§ ENTRIES SHOWN:
----

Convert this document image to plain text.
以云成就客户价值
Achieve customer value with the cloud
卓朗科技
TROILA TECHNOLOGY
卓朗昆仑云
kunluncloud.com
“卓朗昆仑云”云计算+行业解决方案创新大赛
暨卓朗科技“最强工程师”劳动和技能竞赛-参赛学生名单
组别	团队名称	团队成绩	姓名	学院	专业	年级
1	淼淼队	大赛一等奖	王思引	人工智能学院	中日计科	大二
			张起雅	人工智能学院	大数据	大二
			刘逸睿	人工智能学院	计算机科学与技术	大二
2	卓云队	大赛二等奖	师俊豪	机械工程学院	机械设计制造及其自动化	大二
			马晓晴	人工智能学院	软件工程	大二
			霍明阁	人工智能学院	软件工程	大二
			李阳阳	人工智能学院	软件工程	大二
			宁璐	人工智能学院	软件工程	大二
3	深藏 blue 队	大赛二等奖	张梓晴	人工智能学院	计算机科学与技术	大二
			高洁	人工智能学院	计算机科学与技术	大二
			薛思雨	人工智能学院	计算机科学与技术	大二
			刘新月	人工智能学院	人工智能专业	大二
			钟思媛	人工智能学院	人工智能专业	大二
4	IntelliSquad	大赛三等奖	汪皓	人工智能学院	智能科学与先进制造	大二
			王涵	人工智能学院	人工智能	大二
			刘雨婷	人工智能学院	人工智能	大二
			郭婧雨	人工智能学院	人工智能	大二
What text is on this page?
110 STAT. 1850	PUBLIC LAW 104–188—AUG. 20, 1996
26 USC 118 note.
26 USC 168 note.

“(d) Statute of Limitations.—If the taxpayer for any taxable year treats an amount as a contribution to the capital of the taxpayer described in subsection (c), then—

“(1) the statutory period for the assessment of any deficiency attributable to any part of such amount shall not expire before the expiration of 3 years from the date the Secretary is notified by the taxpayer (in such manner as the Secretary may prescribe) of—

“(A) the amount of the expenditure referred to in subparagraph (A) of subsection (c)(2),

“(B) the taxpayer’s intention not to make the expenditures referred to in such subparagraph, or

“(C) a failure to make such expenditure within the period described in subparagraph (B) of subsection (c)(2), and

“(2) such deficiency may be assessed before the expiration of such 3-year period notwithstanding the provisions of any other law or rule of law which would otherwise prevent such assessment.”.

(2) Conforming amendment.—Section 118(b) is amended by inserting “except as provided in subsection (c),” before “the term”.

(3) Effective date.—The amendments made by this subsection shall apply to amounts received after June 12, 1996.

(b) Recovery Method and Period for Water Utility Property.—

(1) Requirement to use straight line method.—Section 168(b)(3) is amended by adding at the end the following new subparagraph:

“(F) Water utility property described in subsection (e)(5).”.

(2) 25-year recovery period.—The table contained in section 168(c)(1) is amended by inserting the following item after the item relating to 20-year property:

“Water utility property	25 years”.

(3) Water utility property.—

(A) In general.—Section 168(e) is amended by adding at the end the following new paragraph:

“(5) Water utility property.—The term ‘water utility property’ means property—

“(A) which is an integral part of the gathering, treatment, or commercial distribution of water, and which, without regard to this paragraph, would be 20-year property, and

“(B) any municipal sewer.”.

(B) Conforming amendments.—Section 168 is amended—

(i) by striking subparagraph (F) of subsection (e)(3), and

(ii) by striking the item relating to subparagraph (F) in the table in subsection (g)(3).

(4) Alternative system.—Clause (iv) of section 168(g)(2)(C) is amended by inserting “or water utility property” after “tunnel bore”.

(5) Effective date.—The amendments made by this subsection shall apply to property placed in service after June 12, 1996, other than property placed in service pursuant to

----

Return every line containing "inserting".

§ ANSWER TO THIS PROBLEM:
(2) Conforming amendment.—Section 118(b) is amended by inserting “except as provided in subsection (c),” before “the term”.
(2) 25-year recovery period.—The table contained in section 168(c)(1) is amended by inserting the following item after the item relating to 20-year property:
(4) Alternative system.—Clause (iv) of section 168(g)(2)(C) is amended by inserting “or water utility property” after “tunnel bore”.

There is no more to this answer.